==== Records ====

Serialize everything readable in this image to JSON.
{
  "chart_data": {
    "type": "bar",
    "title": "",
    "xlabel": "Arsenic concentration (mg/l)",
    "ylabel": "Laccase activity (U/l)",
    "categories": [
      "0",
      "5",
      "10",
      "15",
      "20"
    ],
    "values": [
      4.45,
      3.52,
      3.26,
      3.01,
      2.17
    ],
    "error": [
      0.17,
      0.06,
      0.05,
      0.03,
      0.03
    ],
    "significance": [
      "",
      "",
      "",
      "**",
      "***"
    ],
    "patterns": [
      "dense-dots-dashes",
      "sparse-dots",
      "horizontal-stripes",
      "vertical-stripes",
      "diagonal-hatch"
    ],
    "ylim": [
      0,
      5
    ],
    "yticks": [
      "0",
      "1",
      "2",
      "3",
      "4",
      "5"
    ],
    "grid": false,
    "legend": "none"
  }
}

====

#### What you should do
Copy every line of the material, please, keeping it exactly the same.

#### Response for this exercise
Serialize everything readable in this image to JSON.
{
  "chart_data": {
    "type": "bar",
    "title": "",
    "xlabel": "Arsenic concentration (mg/l)",
    "ylabel": "Laccase activity (U/l)",
    "categories": [
      "0",
      "5",
      "10",
      "15",
      "20"
    ],
    "values": [
      4.45,
      3.52,
      3.26,
      3.01,
      2.17
    ],
    "error": [
      0.17,
      0.06,
      0.05,
      0.03,
      0.03
    ],
    "significance": [
      "",
      "",
      "",
      "**",
      "***"
    ],
    "patterns": [
      "dense-dots-dashes",
      "sparse-dots",
      "horizontal-stripes",
      "vertical-stripes",
      "diagonal-hatch"
    ],
    "ylim": [
      0,
      5
    ],
    "yticks": [
      "0",
      "1",
      "2",
      "3",
      "4",
      "5"
    ],
    "grid": false,
    "legend": "none"
  }
}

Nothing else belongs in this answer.